> [WORK TO COMPLETE]: Take each line that has the word "Vehicle" and return it.

[START EXTRACTED MATERIAL]

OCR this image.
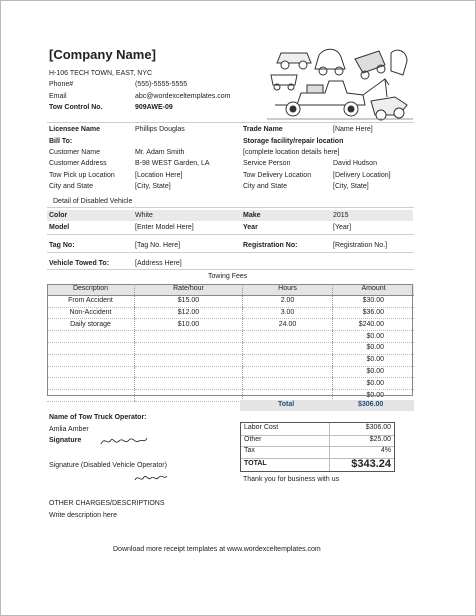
[Company Name]
H-106 TECH TOWN, EAST, NYC
Phone#	(555)-5555-5555
Email	abc@wordexceltemplates.com
Tow Control No.	909AWE-09
Licensee Name	Phillips Douglas	Trade Name	[Name Here]
Bill To:	Storage facility/repair location
[complete location details here]
Customer Name	Mr. Adam Smith
Customer Address	B-98 WEST Garden, LA	Service Person	David Hudson
Tow Pick up Location	[Location Here]	Tow Delivery Location	[Delivery Location]
City and State	[City, State]	City and State	[City, State]
Detail of Disabled Vehicle
Color	White	Make	2015
Model	[Enter Model Here]	Year	[Year]
Tag No:	[Tag No. Here]	Registration No:	[Registration No.]
Vehicle Towed To:	[Address Here]
Towing Fees
Description	Rate/hour	Hours	Amount
From Accident	$15.00	2.00	$30.00
Non-Accident	$12.00	3.00	$36.00
Daily storage	$10.00	24.00	$240.00
			$0.00
			$0.00
			$0.00
			$0.00
			$0.00
			$0.00
Total	$306.00
Name of Tow Truck Operator:
Amlia Amber
Signature
Signature (Disabled Vehicle Operator)
Labor Cost	$306.00
Other	$25.00
Tax	4%
TOTAL	$343.24
Thank you for business with us
OTHER CHARGES/DESCRIPTIONS
Write description here
Download more receipt templates at www.wordexceltemplates.com
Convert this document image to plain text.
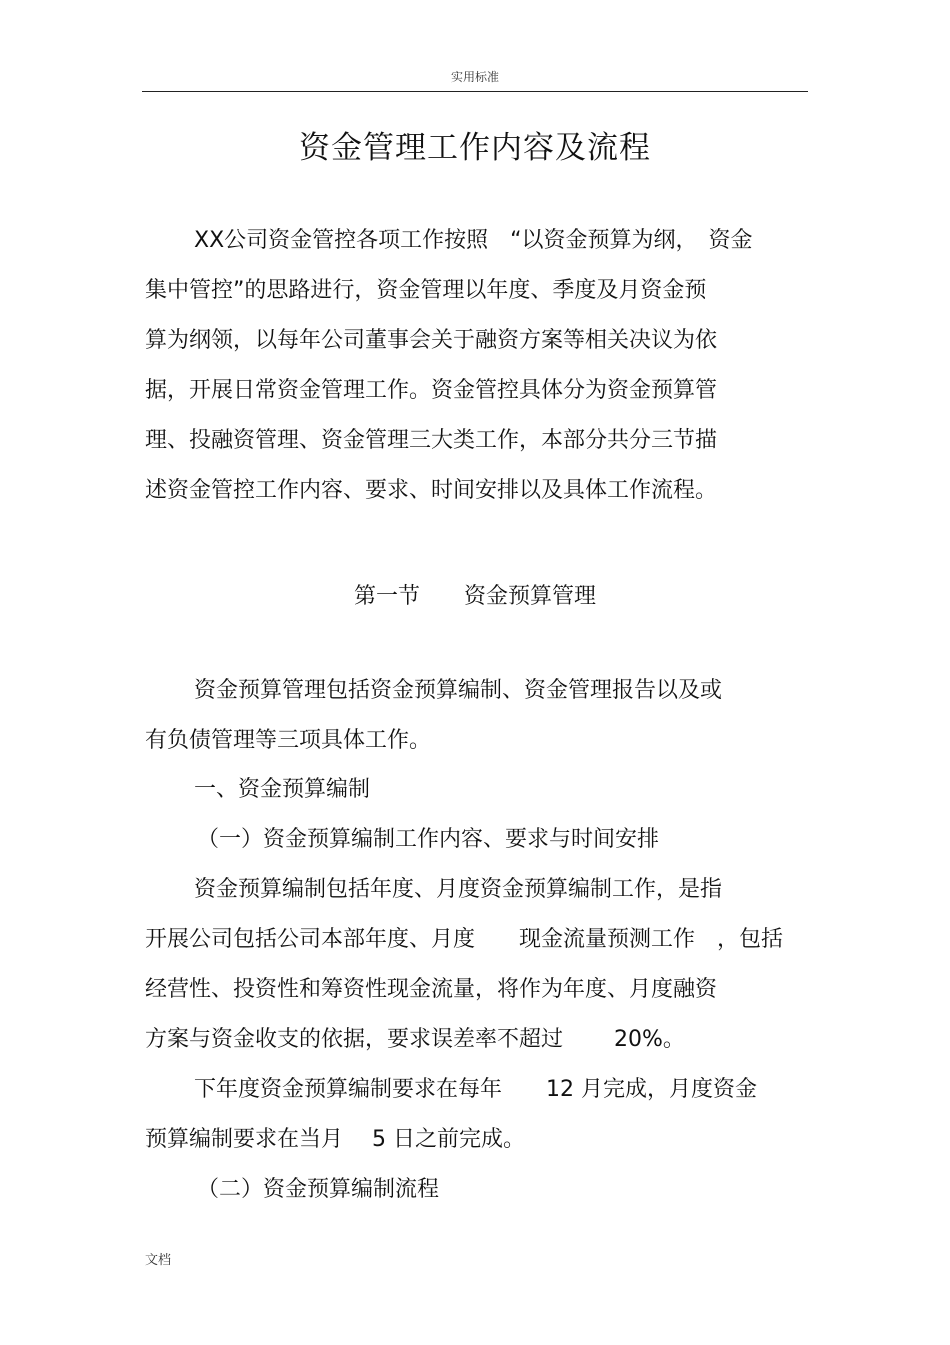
实用标准
资金管理工作内容及流程
XX公司资金管控各项工作按照　“以资金预算为纲，　资金
集中管控”的思路进行，资金管理以年度、季度及月资金预
算为纲领，以每年公司董事会关于融资方案等相关决议为依
据，开展日常资金管理工作。资金管控具体分为资金预算管
理、投融资管理、资金管理三大类工作，本部分共分三节描
述资金管控工作内容、要求、时间安排以及具体工作流程。
第一节　　资金预算管理
资金预算管理包括资金预算编制、资金管理报告以及或
有负债管理等三项具体工作。
一、资金预算编制
（一）资金预算编制工作内容、要求与时间安排
资金预算编制包括年度、月度资金预算编制工作，是指
开展公司包括公司本部年度、月度　　现金流量预测工作　，包括
经营性、投资性和筹资性现金流量，将作为年度、月度融资
方案与资金收支的依据，要求误差率不超过　　 20%。
下年度资金预算编制要求在每年　　12 月完成，月度资金
预算编制要求在当月　 5 日之前完成。
（二）资金预算编制流程
文档
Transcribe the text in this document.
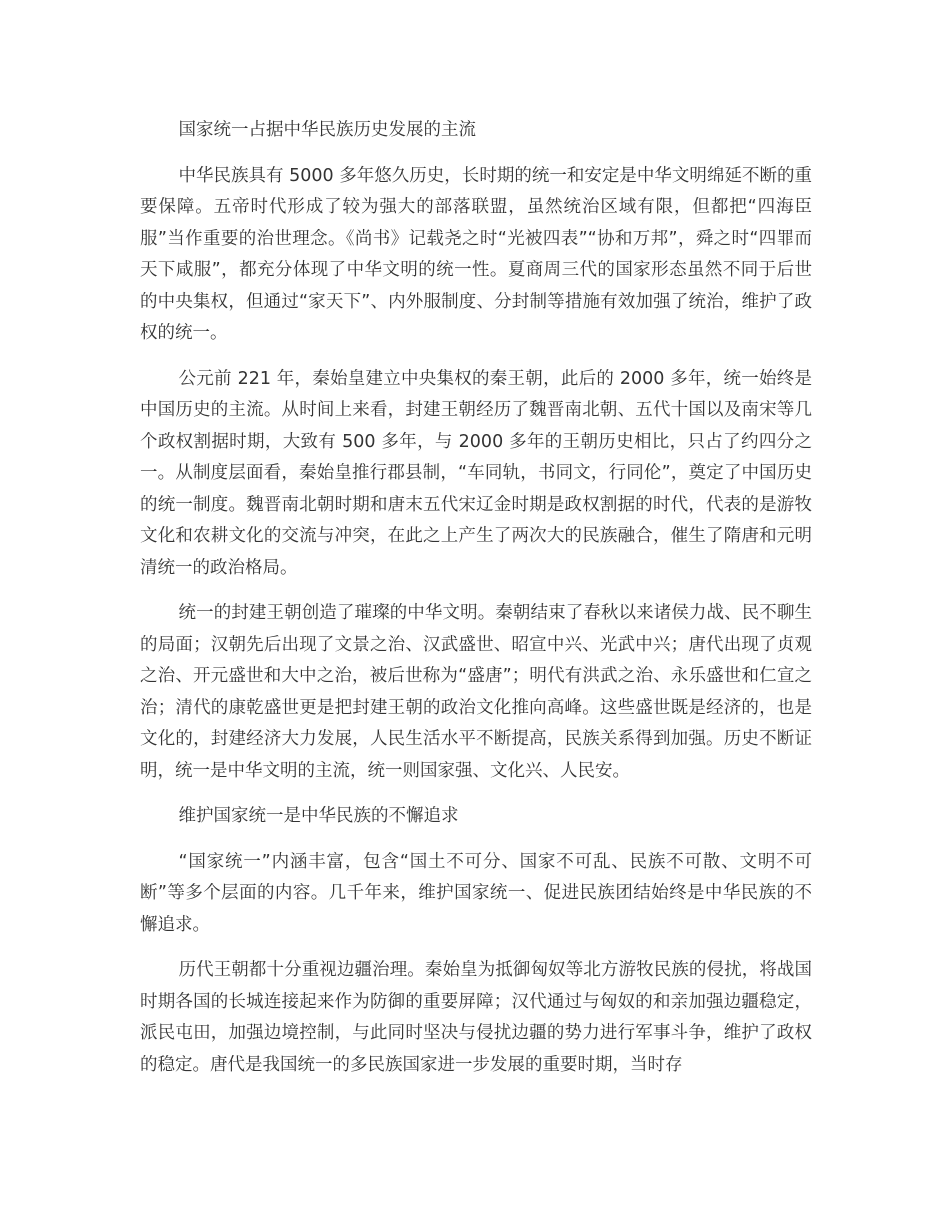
国家统一占据中华民族历史发展的主流

中华民族具有 5000 多年悠久历史，长时期的统一和安定是中华文明绵延不断的重要保障。五帝时代形成了较为强大的部落联盟，虽然统治区域有限，但都把“四海臣服”当作重要的治世理念。《尚书》记载尧之时“光被四表”“协和万邦”，舜之时“四罪而天下咸服”，都充分体现了中华文明的统一性。夏商周三代的国家形态虽然不同于后世的中央集权，但通过“家天下”、内外服制度、分封制等措施有效加强了统治，维护了政权的统一。

公元前 221 年，秦始皇建立中央集权的秦王朝，此后的 2000 多年，统一始终是中国历史的主流。从时间上来看，封建王朝经历了魏晋南北朝、五代十国以及南宋等几个政权割据时期，大致有 500 多年，与 2000 多年的王朝历史相比，只占了约四分之一。从制度层面看，秦始皇推行郡县制，“车同轨，书同文，行同伦”，奠定了中国历史的统一制度。魏晋南北朝时期和唐末五代宋辽金时期是政权割据的时代，代表的是游牧文化和农耕文化的交流与冲突，在此之上产生了两次大的民族融合，催生了隋唐和元明清统一的政治格局。

统一的封建王朝创造了璀璨的中华文明。秦朝结束了春秋以来诸侯力战、民不聊生的局面；汉朝先后出现了文景之治、汉武盛世、昭宣中兴、光武中兴；唐代出现了贞观之治、开元盛世和大中之治，被后世称为“盛唐”；明代有洪武之治、永乐盛世和仁宣之治；清代的康乾盛世更是把封建王朝的政治文化推向高峰。这些盛世既是经济的，也是文化的，封建经济大力发展，人民生活水平不断提高，民族关系得到加强。历史不断证明，统一是中华文明的主流，统一则国家强、文化兴、人民安。

维护国家统一是中华民族的不懈追求

“国家统一”内涵丰富，包含“国土不可分、国家不可乱、民族不可散、文明不可断”等多个层面的内容。几千年来，维护国家统一、促进民族团结始终是中华民族的不懈追求。

历代王朝都十分重视边疆治理。秦始皇为抵御匈奴等北方游牧民族的侵扰，将战国时期各国的长城连接起来作为防御的重要屏障；汉代通过与匈奴的和亲加强边疆稳定，派民屯田，加强边境控制，与此同时坚决与侵扰边疆的势力进行军事斗争，维护了政权的稳定。唐代是我国统一的多民族国家进一步发展的重要时期，当时存
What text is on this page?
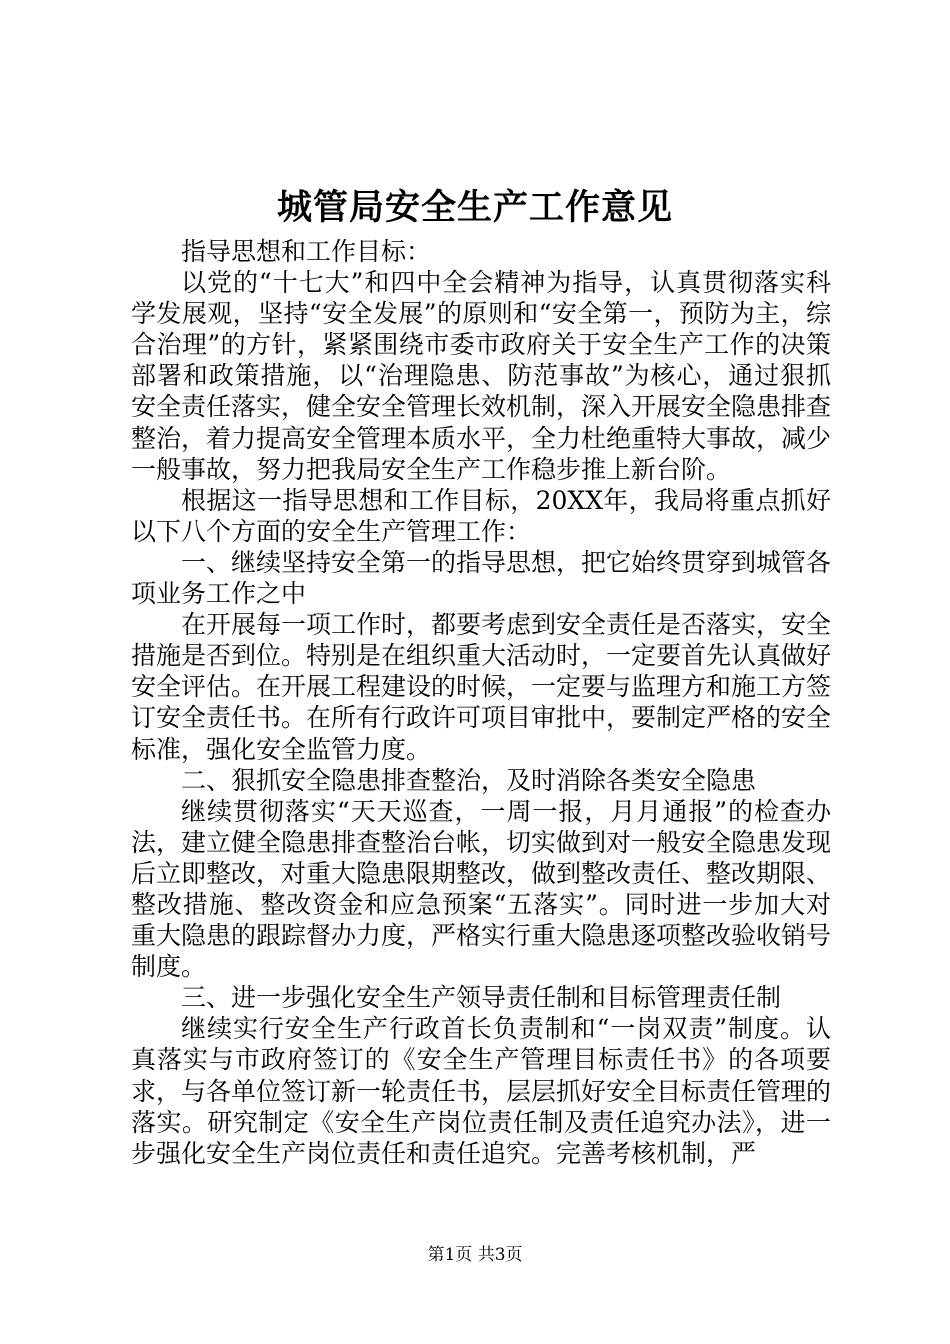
城管局安全生产工作意见

指导思想和工作目标：

以党的“十七大”和四中全会精神为指导，认真贯彻落实科学发展观，坚持“安全发展”的原则和“安全第一，预防为主，综合治理”的方针，紧紧围绕市委市政府关于安全生产工作的决策部署和政策措施，以“治理隐患、防范事故”为核心，通过狠抓安全责任落实，健全安全管理长效机制，深入开展安全隐患排查整治，着力提高安全管理本质水平，全力杜绝重特大事故，减少一般事故，努力把我局安全生产工作稳步推上新台阶。

根据这一指导思想和工作目标，20XX年，我局将重点抓好以下八个方面的安全生产管理工作：

一、继续坚持安全第一的指导思想，把它始终贯穿到城管各项业务工作之中

在开展每一项工作时，都要考虑到安全责任是否落实，安全措施是否到位。特别是在组织重大活动时，一定要首先认真做好安全评估。在开展工程建设的时候，一定要与监理方和施工方签订安全责任书。在所有行政许可项目审批中，要制定严格的安全标准，强化安全监管力度。

二、狠抓安全隐患排查整治，及时消除各类安全隐患

继续贯彻落实“天天巡查，一周一报，月月通报”的检查办法，建立健全隐患排查整治台帐，切实做到对一般安全隐患发现后立即整改，对重大隐患限期整改，做到整改责任、整改期限、整改措施、整改资金和应急预案“五落实”。同时进一步加大对重大隐患的跟踪督办力度，严格实行重大隐患逐项整改验收销号制度。

三、进一步强化安全生产领导责任制和目标管理责任制

继续实行安全生产行政首长负责制和“一岗双责”制度。认真落实与市政府签订的《安全生产管理目标责任书》的各项要求，与各单位签订新一轮责任书，层层抓好安全目标责任管理的落实。研究制定《安全生产岗位责任制及责任追究办法》，进一步强化安全生产岗位责任和责任追究。完善考核机制，严

第1页 共3页
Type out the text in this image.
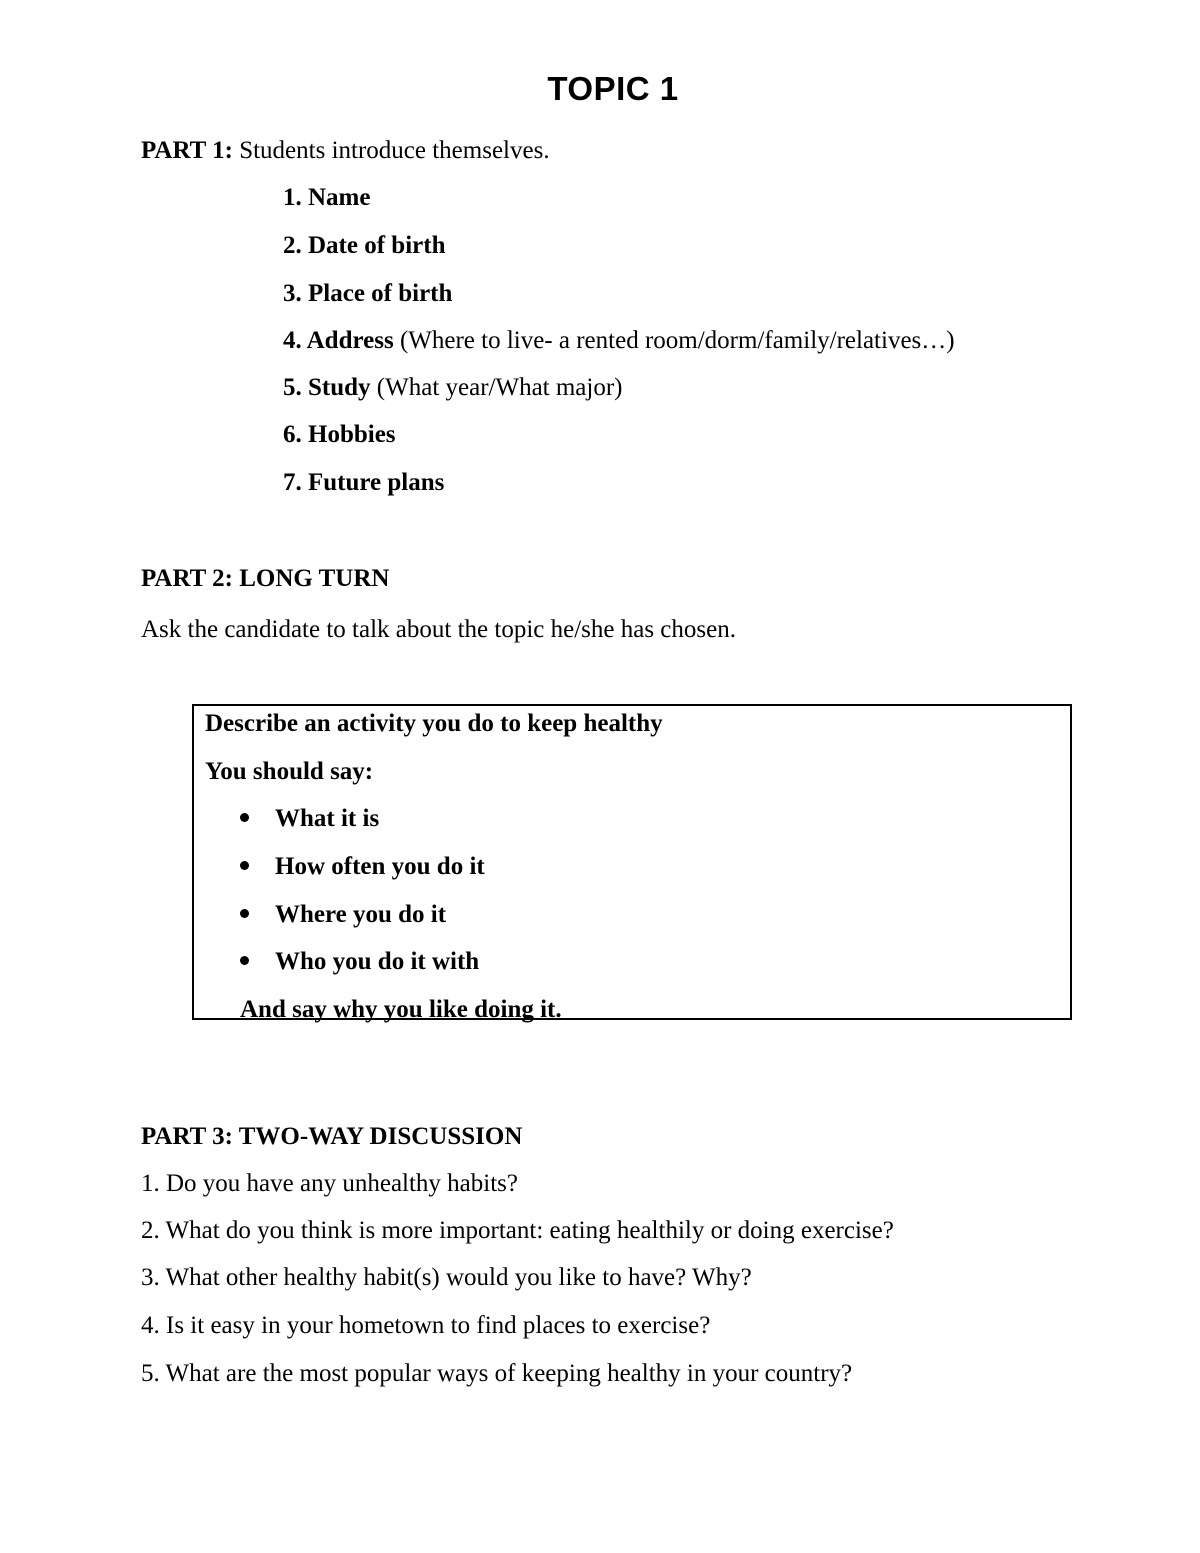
TOPIC 1
PART 1: Students introduce themselves.
1. Name
2. Date of birth
3. Place of birth
4. Address (Where to live- a rented room/dorm/family/relatives…)
5. Study (What year/What major)
6. Hobbies
7. Future plans
PART 2: LONG TURN
Ask the candidate to talk about the topic he/she has chosen.
Describe an activity you do to keep healthy
You should say:
What it is
How often you do it
Where you do it
Who you do it with
And say why you like doing it.
PART 3: TWO-WAY DISCUSSION
1. Do you have any unhealthy habits?
2. What do you think is more important: eating healthily or doing exercise?
3. What other healthy habit(s) would you like to have? Why?
4. Is it easy in your hometown to find places to exercise?
5. What are the most popular ways of keeping healthy in your country?
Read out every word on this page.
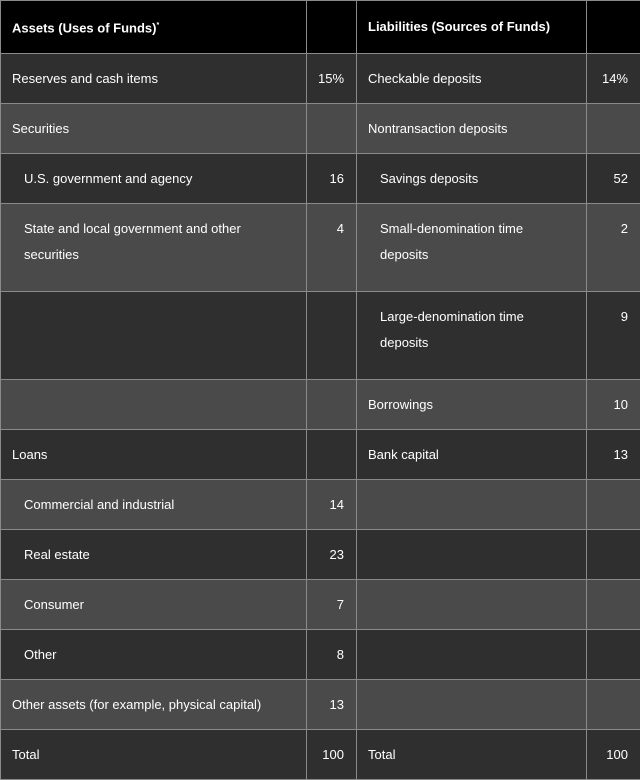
Assets (Uses of Funds)*		Liabilities (Sources of Funds)	
Reserves and cash items	15%	Checkable deposits	14%
Securities		Nontransaction deposits	
U.S. government and agency	16	Savings deposits	52
State and local government and other securities	4	Small-denomination time deposits	2
		Large-denomination time deposits	9
		Borrowings	10
Loans		Bank capital	13
Commercial and industrial	14		
Real estate	23		
Consumer	7		
Other	8		
Other assets (for example, physical capital)	13		
Total	100	Total	100
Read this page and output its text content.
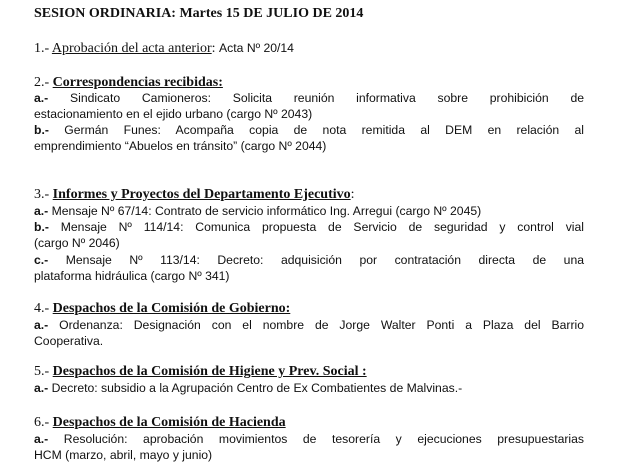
SESION ORDINARIA: Martes 15 DE JULIO DE 2014
1.- Aprobación del acta anterior: Acta Nº 20/14
2.- Correspondencias recibidas:
a.- Sindicato Camioneros: Solicita reunión informativa sobre prohibición de
estacionamiento en el ejido urbano (cargo Nº 2043)
b.- Germán Funes: Acompaña copia de nota remitida al DEM en relación al
emprendimiento “Abuelos en tránsito” (cargo Nº 2044)
3.- Informes y Proyectos del Departamento Ejecutivo:
a.- Mensaje Nº 67/14: Contrato de servicio informático Ing. Arregui (cargo Nº 2045)
b.- Mensaje Nº 114/14: Comunica propuesta de Servicio de seguridad y control vial
(cargo Nº 2046)
c.- Mensaje Nº 113/14: Decreto: adquisición por contratación directa de una
plataforma hidráulica (cargo Nº 341)
4.- Despachos de la Comisión de Gobierno:
a.- Ordenanza: Designación con el nombre de Jorge Walter Ponti a Plaza del Barrio
Cooperativa.
5.- Despachos de la Comisión de Higiene y Prev. Social :
a.- Decreto: subsidio a la Agrupación Centro de Ex Combatientes de Malvinas.-
6.- Despachos de la Comisión de Hacienda
a.- Resolución: aprobación movimientos de tesorería y ejecuciones presupuestarias
HCM (marzo, abril, mayo y junio)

[END EXTRACTED MATERIAL]

> [RESULT BELOW]:
Detail of Disabled Vehicle
Vehicle Towed To:	[Address Here]
Signature (Disabled Vehicle Operator)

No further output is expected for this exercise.